What the task requires:
Find the lines below that contain the string "Which". Copy each one.

Data provided:
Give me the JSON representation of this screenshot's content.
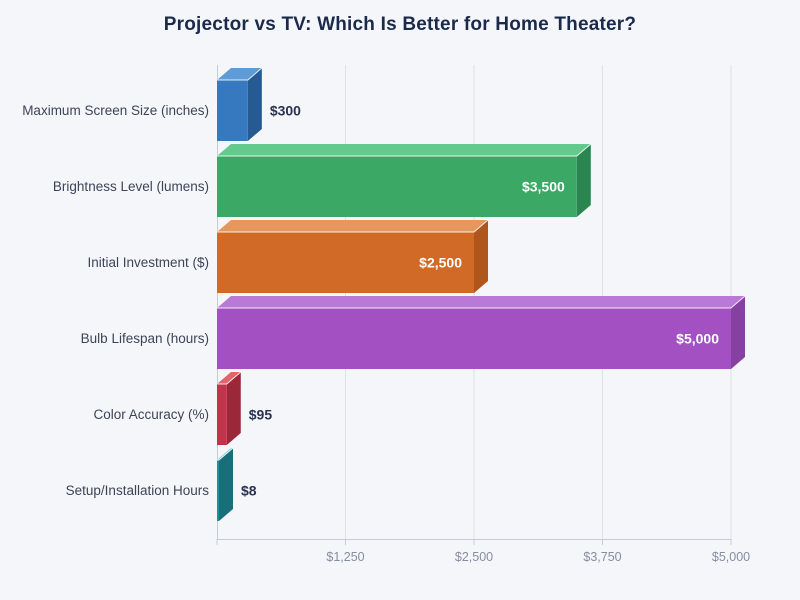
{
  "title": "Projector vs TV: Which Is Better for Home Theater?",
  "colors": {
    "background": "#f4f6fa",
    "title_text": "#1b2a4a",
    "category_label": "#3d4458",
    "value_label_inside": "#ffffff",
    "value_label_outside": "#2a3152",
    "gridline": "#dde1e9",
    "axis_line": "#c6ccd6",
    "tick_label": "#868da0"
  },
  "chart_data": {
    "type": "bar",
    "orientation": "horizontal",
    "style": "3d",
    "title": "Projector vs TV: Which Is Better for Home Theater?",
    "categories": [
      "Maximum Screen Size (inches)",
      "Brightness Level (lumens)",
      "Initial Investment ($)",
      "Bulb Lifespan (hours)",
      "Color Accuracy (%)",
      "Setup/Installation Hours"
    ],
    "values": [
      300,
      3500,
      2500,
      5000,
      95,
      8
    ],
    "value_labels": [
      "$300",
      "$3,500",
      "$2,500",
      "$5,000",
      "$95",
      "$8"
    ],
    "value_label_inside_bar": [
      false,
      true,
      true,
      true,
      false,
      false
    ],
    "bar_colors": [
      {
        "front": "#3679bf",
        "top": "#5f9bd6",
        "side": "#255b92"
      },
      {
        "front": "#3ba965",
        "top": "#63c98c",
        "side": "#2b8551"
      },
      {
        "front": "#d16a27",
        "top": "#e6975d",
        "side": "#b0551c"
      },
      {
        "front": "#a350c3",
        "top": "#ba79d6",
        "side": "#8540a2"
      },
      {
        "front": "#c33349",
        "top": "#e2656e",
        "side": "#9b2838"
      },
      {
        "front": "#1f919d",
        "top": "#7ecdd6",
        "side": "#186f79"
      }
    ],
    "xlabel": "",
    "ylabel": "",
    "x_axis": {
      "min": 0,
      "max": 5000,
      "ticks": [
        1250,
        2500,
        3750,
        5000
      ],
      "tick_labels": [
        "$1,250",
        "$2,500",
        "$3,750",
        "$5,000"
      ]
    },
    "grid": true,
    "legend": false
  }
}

Answer to this exercise:
  "title": "Projector vs TV: Which Is Better for Home Theater?",
    "title": "Projector vs TV: Which Is Better for Home Theater?",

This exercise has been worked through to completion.